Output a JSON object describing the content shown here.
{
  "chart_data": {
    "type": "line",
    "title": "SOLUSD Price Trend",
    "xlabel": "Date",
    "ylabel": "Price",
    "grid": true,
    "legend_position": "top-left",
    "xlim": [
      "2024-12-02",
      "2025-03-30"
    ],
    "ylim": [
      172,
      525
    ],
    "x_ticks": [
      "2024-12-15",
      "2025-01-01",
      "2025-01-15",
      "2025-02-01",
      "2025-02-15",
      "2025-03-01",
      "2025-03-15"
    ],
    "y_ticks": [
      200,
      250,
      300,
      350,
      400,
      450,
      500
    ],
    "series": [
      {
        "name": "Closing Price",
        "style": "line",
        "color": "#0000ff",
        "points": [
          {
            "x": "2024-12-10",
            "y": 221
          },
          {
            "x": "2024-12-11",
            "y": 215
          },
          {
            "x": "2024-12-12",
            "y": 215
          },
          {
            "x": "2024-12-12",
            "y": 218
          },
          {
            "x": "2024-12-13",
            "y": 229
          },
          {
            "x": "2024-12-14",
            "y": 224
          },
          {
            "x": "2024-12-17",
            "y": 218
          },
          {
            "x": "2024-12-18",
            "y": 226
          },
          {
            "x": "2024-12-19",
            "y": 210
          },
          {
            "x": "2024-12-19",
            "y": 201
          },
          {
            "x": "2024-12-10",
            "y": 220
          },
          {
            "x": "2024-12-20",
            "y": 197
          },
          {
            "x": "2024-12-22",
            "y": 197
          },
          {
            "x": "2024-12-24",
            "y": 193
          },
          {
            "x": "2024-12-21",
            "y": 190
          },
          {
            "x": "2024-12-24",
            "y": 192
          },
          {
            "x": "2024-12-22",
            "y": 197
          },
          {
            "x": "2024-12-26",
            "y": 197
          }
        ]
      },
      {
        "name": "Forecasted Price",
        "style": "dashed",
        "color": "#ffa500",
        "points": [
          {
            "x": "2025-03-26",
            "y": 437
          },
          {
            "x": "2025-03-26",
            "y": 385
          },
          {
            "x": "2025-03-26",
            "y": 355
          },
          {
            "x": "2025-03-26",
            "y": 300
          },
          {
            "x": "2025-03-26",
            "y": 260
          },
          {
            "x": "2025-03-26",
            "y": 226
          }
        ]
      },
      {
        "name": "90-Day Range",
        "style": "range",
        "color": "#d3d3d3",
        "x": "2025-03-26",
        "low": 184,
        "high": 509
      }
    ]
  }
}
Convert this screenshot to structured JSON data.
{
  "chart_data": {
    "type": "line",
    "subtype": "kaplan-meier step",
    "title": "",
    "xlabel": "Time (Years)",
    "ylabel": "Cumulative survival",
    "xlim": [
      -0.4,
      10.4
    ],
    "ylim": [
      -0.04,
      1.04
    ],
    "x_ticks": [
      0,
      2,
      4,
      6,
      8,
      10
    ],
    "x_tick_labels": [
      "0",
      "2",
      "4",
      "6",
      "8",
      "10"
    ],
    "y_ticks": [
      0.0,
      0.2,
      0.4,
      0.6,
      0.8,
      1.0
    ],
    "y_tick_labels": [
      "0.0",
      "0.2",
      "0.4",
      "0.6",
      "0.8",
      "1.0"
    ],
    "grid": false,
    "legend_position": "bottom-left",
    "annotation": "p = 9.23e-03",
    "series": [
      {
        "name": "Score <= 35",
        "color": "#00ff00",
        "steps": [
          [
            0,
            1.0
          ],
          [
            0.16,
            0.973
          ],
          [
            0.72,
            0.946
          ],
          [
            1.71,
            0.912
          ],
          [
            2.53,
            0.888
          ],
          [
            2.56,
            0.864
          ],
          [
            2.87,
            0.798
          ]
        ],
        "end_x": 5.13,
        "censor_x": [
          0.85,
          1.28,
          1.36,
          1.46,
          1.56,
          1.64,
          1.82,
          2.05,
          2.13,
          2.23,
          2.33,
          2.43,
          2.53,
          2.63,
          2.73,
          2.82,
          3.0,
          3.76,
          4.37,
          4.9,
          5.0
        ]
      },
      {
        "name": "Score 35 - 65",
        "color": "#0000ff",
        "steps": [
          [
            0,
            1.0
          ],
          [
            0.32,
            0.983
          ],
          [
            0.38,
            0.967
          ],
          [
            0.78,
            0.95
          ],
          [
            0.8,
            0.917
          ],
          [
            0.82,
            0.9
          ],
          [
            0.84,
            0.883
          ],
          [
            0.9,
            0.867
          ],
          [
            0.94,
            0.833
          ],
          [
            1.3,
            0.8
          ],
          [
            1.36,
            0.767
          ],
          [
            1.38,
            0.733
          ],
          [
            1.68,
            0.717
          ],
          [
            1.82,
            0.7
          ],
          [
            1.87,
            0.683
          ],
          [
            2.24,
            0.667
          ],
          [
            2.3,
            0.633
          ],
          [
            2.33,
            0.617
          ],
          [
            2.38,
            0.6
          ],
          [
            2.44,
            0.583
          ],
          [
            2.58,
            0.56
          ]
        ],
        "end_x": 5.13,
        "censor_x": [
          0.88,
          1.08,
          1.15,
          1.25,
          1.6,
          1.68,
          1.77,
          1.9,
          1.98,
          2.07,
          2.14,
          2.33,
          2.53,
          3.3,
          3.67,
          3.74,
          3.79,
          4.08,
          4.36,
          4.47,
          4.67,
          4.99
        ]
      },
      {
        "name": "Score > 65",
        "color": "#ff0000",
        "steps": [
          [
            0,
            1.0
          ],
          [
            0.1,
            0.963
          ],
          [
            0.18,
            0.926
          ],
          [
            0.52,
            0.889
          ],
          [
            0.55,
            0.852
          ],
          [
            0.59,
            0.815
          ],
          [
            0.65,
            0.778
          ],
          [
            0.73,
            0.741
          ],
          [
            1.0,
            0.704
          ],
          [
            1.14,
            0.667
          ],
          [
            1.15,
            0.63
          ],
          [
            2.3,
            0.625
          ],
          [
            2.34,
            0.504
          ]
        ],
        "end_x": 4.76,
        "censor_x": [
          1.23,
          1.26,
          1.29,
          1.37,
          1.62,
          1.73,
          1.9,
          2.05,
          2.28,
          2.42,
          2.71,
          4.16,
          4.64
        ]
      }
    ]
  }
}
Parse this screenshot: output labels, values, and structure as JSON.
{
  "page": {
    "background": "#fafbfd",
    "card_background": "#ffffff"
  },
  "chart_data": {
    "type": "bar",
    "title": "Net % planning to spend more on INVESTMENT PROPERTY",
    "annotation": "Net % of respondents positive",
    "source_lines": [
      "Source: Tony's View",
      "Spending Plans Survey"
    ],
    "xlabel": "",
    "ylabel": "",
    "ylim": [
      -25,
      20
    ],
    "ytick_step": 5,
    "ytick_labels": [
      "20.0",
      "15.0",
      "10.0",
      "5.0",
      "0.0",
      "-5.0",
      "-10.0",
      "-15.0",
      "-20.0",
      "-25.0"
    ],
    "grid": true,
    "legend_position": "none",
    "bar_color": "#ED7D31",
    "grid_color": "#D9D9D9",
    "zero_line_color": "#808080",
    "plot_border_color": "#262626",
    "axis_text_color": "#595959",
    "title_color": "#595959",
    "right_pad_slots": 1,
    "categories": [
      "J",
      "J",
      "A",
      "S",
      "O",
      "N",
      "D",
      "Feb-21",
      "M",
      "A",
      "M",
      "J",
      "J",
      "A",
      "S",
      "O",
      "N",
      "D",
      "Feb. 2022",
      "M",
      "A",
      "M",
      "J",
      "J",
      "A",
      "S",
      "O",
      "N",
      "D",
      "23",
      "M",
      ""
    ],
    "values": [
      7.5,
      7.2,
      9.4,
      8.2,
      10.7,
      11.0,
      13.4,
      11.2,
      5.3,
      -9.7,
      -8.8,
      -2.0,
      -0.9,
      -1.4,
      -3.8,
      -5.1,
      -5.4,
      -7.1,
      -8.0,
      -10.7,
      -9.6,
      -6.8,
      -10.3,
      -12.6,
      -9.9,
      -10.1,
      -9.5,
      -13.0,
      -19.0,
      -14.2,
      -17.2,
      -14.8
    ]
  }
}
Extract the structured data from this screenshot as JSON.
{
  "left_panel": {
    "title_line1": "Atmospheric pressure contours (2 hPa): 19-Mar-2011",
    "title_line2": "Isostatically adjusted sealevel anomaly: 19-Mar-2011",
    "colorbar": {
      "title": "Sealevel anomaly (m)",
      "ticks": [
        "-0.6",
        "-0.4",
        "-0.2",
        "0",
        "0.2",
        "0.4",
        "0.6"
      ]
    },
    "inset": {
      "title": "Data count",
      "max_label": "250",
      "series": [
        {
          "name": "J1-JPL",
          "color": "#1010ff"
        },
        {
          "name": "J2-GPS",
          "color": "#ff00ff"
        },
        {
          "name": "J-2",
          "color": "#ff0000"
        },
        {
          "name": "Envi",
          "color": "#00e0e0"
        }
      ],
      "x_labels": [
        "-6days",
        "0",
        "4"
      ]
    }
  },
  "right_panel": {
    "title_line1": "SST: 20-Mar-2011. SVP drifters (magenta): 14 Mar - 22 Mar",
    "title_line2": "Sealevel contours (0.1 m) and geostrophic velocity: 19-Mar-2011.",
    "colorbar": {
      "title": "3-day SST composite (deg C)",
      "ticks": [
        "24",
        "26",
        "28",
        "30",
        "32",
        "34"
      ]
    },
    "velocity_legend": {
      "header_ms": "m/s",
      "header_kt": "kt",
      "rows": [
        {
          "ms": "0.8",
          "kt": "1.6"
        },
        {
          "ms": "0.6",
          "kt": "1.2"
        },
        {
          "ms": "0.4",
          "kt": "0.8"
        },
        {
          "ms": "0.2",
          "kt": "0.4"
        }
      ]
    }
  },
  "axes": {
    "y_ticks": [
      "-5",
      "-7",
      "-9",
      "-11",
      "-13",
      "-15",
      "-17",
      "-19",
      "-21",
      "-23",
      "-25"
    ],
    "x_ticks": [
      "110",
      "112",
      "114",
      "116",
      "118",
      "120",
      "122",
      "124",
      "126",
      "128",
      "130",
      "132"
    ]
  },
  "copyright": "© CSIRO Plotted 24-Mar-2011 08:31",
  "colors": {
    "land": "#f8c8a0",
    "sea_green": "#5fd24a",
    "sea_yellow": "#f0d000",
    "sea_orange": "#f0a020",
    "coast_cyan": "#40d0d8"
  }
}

*To be done:* Scan the entries above for the word "JSON" and collect each line holding it.

*Reply:*
Output a JSON object describing the content shown here.
Convert this screenshot to structured JSON data.
Parse this screenshot: output labels, values, and structure as JSON.
Extract the structured data from this screenshot as JSON.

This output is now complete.